====== SELECTED EXTRACT
AI Development Lesson 3: NumPy & Pandas
NumPy is the math engine for AI — fast array operations. Pandas is the data manipulation library — every AI project starts here.
NumPy
import numpy as np
# Arrays (much faster than Python lists!)
a = np.array([1, 2, 3, 4, 5])
b = np.array([10, 20, 30, 40, 50])
# Vectorized operations (no loops!)
a + b # [11, 22, 33, 44, 55]
a * 2 # [2, 4, 6, 8, 10]
a ** 2 # [1, 4, 9, 16, 25]
np.sqrt(a) # element-wise sqrt
np.dot(a, b) # 550 (dot product)
# 2D arrays (matrices)
matrix = np.array([[1,2,3],[4,5,6],[7,8,9]])
matrix.shape # (3, 3)
matrix[0] # first row: [1,2,3]
matrix[:,1] # second column: [2,5,8]
matrix.T # transpose
np.linalg.inv(matrix) # inverse
Pandas
import pandas as pd
# Load data
df = pd.read_csv("data.csv") # from file
df = pd.read_json("data.json")
# Explore
df.head(5) # first 5 rows
df.info() # column types, nulls
df.describe() # stats (mean, std, min, max)
df.shape # (rows, columns)
# Filter
df[df["age"] > 30]
df[(df["age"] > 30) & (df["role"] == "admin")]
# Transform
df["full_name"] = df["first"] + " " + df["last"]
df["age_bucket"] = pd.cut(df["age"], bins=[0,18,65,100], labels=["youth","adult","senior"])
============
====== EXCERPTED DATA
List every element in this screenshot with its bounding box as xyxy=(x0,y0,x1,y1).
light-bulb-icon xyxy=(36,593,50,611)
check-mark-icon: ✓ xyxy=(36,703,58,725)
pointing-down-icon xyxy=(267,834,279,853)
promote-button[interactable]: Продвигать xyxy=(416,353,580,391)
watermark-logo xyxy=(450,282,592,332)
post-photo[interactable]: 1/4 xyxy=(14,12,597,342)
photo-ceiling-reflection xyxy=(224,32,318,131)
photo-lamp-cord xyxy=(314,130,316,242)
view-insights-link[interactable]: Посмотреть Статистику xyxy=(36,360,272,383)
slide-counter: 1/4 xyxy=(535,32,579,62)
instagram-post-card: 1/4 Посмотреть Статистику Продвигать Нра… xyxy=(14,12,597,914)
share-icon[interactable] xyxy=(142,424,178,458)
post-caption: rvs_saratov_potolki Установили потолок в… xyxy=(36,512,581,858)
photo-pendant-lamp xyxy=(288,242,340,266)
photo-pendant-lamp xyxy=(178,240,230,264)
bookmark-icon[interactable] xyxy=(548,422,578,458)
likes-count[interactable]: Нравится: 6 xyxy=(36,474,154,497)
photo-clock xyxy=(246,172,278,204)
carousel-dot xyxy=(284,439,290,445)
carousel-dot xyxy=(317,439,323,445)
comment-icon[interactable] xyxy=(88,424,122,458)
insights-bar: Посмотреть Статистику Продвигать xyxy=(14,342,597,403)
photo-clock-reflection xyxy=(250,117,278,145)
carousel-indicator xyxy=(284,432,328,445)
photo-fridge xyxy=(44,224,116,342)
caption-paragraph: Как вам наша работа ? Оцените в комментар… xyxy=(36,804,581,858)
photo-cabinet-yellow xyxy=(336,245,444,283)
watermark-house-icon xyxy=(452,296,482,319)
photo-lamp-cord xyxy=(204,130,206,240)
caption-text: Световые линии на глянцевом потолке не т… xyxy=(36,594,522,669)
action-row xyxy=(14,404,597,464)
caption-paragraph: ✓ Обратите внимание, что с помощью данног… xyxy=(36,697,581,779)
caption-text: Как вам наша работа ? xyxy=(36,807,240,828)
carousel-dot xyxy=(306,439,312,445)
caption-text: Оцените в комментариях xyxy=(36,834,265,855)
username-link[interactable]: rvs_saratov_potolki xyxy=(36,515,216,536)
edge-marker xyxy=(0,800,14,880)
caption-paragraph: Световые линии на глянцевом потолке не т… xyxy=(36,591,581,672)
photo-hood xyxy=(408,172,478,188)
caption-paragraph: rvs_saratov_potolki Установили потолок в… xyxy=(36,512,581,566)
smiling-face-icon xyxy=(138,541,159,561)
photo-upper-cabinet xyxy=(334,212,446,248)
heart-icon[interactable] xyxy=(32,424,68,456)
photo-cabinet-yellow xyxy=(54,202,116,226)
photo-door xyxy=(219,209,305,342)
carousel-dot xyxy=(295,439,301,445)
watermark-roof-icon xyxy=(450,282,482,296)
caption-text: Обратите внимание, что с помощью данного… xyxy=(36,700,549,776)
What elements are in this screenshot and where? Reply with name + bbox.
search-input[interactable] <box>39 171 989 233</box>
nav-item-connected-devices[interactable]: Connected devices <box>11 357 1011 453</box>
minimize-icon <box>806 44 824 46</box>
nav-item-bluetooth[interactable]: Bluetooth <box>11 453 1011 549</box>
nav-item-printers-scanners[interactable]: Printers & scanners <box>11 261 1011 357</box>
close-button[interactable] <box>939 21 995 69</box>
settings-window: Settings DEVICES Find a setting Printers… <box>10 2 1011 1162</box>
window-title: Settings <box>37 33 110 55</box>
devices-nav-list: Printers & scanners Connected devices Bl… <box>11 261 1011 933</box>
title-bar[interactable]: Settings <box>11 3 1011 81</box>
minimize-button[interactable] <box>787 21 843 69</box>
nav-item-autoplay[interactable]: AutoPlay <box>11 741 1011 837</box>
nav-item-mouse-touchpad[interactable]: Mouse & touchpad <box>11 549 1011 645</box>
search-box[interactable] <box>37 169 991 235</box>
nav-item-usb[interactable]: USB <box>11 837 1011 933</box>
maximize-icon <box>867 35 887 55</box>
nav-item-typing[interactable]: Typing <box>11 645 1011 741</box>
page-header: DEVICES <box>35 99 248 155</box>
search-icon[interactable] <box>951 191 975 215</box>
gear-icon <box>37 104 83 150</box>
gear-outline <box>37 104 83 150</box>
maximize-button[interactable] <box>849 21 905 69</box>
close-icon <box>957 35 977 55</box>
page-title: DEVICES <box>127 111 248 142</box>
============
* _TASK LIST_:
A. Rewrite the paragraph of the NumPy and Pandas lesson that begins "NumPy is the math engine for AI" as a short list that keeps its main facts.
B. Write the next part of the NumPy and Pandas lesson, picking up after its last line of code.

* _WRITTEN ANSWERS_:
A.
- NumPy: the math engine for AI, providing fast array operations.
- Pandas: the data manipulation library where every AI project starts.

B.
# Handle missing data
df.dropna() # remove rows with NaN
df.fillna(0) # fill NaN with 0
df["salary"].fillna(df["salary"].mean())
# Group and aggregate
df.groupby("department")["salary"].mean()
df.groupby("role").agg({"salary": "mean", "age": ["min","max"]})
🏋️ Practice Task
Download the Titanic dataset (available on Kaggle, or use seaborn: import seaborn as sns; df = sns.load_dataset(“titanic”)). Answer with Pandas: (1) Overall survival rate. (2) Survival rate by gender. (3) Average age by passenger class. (4) How many nulls in each column?
💡 Hint: df.groupby(“sex”)[“survived”].mean(). df.groupby(“pclass”)[“age”].mean(). df.isnull().sum()